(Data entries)
+===+

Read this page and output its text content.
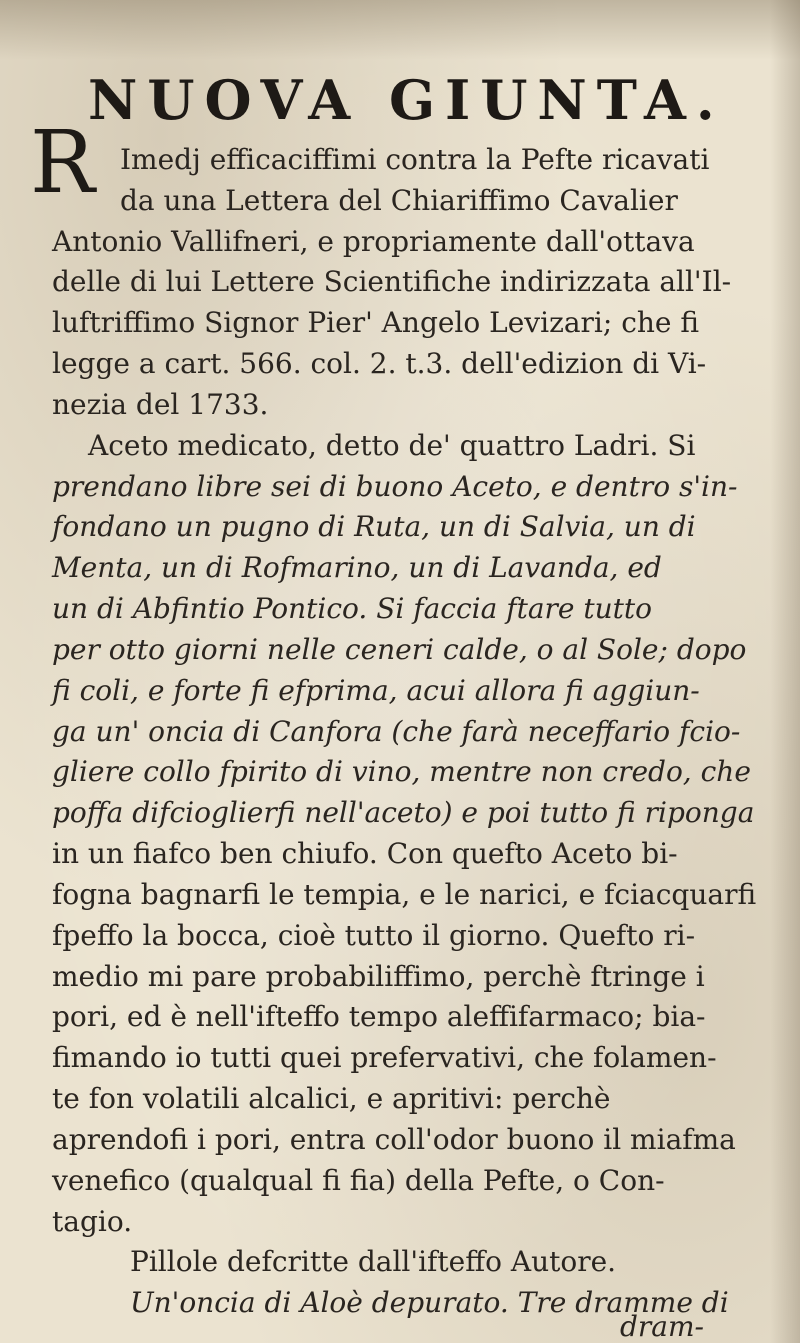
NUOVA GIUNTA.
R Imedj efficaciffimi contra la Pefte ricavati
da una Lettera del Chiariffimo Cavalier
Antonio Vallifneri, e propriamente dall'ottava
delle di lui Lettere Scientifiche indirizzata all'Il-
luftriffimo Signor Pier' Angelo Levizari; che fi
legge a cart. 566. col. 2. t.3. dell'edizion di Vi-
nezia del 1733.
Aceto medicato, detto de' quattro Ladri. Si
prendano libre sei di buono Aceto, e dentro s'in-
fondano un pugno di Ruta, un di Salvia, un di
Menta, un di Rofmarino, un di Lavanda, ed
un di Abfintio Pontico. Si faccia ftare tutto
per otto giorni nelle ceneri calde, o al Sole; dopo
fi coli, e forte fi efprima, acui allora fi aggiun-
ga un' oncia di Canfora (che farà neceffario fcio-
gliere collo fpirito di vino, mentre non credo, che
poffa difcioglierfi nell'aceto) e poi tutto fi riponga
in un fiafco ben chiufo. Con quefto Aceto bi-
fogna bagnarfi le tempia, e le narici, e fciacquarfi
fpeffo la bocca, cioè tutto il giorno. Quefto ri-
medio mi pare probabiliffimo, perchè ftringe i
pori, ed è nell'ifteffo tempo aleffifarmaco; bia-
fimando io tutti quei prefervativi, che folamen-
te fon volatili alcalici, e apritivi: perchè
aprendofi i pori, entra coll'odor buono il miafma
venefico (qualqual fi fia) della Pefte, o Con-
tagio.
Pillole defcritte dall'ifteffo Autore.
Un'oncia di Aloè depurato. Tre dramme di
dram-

+===+

**What is asked:** Restate each entry word for word, please, but drop any images it holds.

**Expected answer:**
Read this page and output its text content.
NUOVA GIUNTA.
R Imedj efficaciffimi contra la Pefte ricavati
da una Lettera del Chiariffimo Cavalier
Antonio Vallifneri, e propriamente dall'ottava
delle di lui Lettere Scientifiche indirizzata all'Il-
luftriffimo Signor Pier' Angelo Levizari; che fi
legge a cart. 566. col. 2. t.3. dell'edizion di Vi-
nezia del 1733.
Aceto medicato, detto de' quattro Ladri. Si
prendano libre sei di buono Aceto, e dentro s'in-
fondano un pugno di Ruta, un di Salvia, un di
Menta, un di Rofmarino, un di Lavanda, ed
un di Abfintio Pontico. Si faccia ftare tutto
per otto giorni nelle ceneri calde, o al Sole; dopo
fi coli, e forte fi efprima, acui allora fi aggiun-
ga un' oncia di Canfora (che farà neceffario fcio-
gliere collo fpirito di vino, mentre non credo, che
poffa difcioglierfi nell'aceto) e poi tutto fi riponga
in un fiafco ben chiufo. Con quefto Aceto bi-
fogna bagnarfi le tempia, e le narici, e fciacquarfi
fpeffo la bocca, cioè tutto il giorno. Quefto ri-
medio mi pare probabiliffimo, perchè ftringe i
pori, ed è nell'ifteffo tempo aleffifarmaco; bia-
fimando io tutti quei prefervativi, che folamen-
te fon volatili alcalici, e apritivi: perchè
aprendofi i pori, entra coll'odor buono il miafma
venefico (qualqual fi fia) della Pefte, o Con-
tagio.
Pillole defcritte dall'ifteffo Autore.
Un'oncia di Aloè depurato. Tre dramme di
dram-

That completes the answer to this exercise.